§ DIRECTIVE
Report every line in the listing that contains the string "title".
+++ RECORDED INFORMATION +++
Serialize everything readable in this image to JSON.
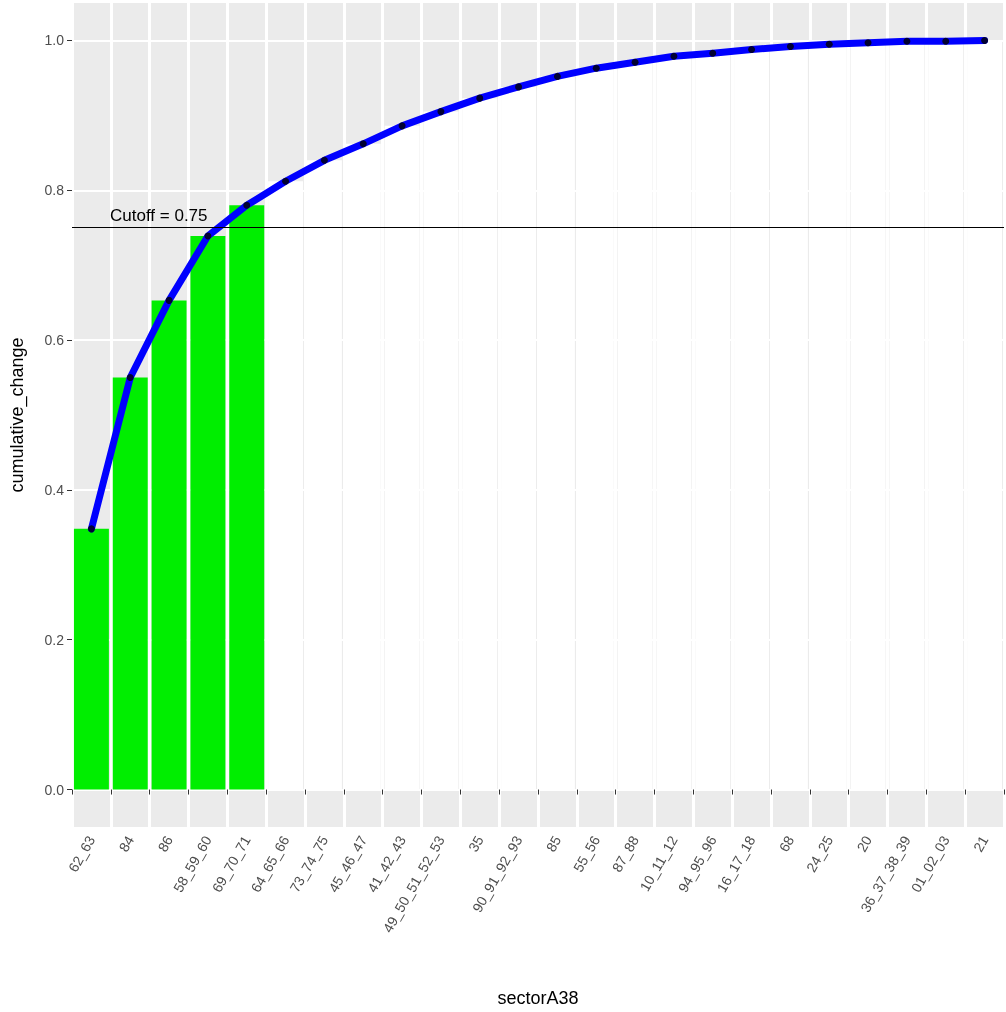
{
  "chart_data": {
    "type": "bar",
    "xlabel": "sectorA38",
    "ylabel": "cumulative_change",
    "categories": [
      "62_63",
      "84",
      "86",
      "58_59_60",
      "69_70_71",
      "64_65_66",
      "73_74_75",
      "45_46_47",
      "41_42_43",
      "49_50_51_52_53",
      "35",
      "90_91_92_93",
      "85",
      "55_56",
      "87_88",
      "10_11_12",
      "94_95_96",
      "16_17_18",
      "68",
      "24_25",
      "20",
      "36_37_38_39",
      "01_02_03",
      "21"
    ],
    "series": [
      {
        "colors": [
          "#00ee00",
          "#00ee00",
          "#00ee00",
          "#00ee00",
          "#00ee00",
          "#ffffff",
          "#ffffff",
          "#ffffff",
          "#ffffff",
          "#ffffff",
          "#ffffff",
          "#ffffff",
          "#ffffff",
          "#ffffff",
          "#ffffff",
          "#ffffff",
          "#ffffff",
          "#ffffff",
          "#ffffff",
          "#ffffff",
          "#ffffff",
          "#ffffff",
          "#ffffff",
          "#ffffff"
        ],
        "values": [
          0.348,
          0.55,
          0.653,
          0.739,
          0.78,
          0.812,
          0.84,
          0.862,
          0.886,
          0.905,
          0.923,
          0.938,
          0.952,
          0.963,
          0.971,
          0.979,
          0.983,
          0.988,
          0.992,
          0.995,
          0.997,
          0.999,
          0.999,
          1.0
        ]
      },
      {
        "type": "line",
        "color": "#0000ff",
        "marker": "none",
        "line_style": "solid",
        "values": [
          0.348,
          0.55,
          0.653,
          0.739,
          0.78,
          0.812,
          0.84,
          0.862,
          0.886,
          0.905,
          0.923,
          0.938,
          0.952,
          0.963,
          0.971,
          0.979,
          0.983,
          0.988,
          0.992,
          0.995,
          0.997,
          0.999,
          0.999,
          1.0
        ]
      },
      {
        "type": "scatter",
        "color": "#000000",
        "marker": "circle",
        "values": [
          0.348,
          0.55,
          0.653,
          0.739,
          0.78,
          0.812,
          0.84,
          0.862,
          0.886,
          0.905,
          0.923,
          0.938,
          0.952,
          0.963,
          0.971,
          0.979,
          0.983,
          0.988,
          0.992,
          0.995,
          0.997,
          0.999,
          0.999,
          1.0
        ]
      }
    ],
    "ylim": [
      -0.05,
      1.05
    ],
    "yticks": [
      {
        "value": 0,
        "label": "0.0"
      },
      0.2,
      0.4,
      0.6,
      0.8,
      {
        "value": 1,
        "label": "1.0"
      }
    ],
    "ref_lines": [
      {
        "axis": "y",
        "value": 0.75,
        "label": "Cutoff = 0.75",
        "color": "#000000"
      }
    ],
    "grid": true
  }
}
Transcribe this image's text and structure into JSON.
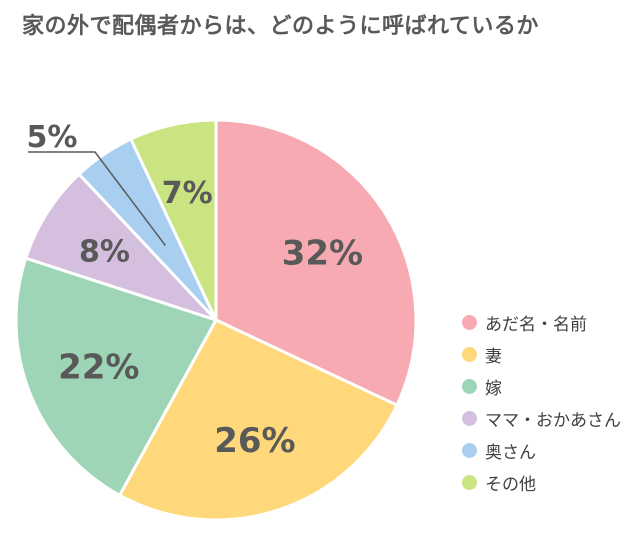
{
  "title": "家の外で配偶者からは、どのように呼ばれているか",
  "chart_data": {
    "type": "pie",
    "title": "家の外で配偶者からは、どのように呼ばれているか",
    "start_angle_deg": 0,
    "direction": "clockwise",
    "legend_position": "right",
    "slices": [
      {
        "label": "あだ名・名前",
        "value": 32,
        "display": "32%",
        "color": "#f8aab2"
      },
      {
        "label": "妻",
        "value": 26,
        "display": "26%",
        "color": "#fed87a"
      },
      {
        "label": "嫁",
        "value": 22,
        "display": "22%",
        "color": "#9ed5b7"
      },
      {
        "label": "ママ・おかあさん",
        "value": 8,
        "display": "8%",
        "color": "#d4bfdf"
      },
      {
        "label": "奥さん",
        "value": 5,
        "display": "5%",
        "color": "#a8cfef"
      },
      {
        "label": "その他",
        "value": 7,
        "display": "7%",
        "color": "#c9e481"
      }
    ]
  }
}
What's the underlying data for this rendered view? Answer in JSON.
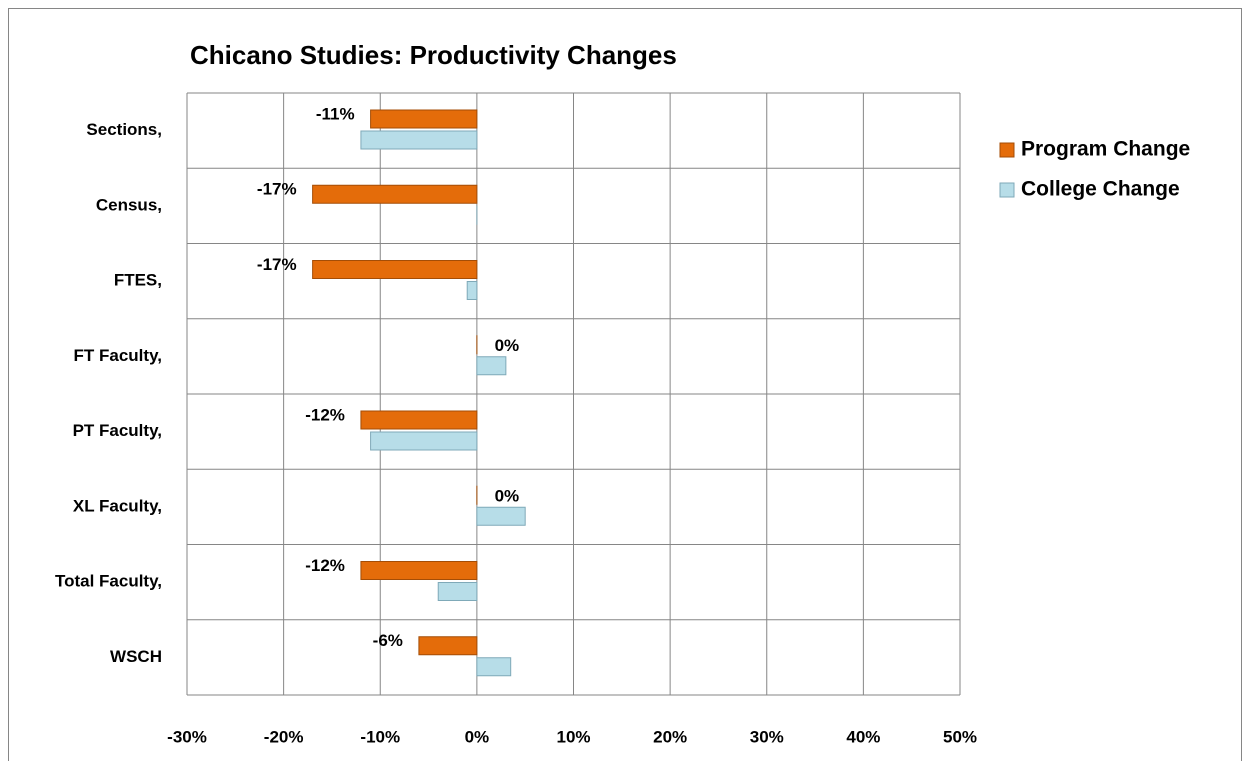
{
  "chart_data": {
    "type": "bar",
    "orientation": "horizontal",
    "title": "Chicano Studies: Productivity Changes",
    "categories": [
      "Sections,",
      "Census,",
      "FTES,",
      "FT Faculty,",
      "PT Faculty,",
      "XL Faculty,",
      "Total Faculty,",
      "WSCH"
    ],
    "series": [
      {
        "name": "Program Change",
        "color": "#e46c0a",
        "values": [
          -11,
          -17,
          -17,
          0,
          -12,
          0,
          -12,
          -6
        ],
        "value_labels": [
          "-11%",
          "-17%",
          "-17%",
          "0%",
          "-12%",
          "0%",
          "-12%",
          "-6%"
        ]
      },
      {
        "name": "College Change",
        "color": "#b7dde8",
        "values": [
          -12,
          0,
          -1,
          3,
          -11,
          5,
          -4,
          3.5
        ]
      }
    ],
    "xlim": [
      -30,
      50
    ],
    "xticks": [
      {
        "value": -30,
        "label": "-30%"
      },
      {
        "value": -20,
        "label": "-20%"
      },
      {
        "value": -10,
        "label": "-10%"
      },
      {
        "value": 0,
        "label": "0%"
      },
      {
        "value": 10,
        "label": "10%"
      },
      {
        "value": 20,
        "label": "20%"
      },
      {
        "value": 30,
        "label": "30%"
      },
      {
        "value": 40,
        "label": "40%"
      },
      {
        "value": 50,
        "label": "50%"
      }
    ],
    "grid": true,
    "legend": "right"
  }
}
+++
§ CORRECT RESPONSE
  "title": "家の外で配偶者からは、どのように呼ばれているか",
    "title": "家の外で配偶者からは、どのように呼ばれているか",
    "title": "Chicano Studies: Productivity Changes",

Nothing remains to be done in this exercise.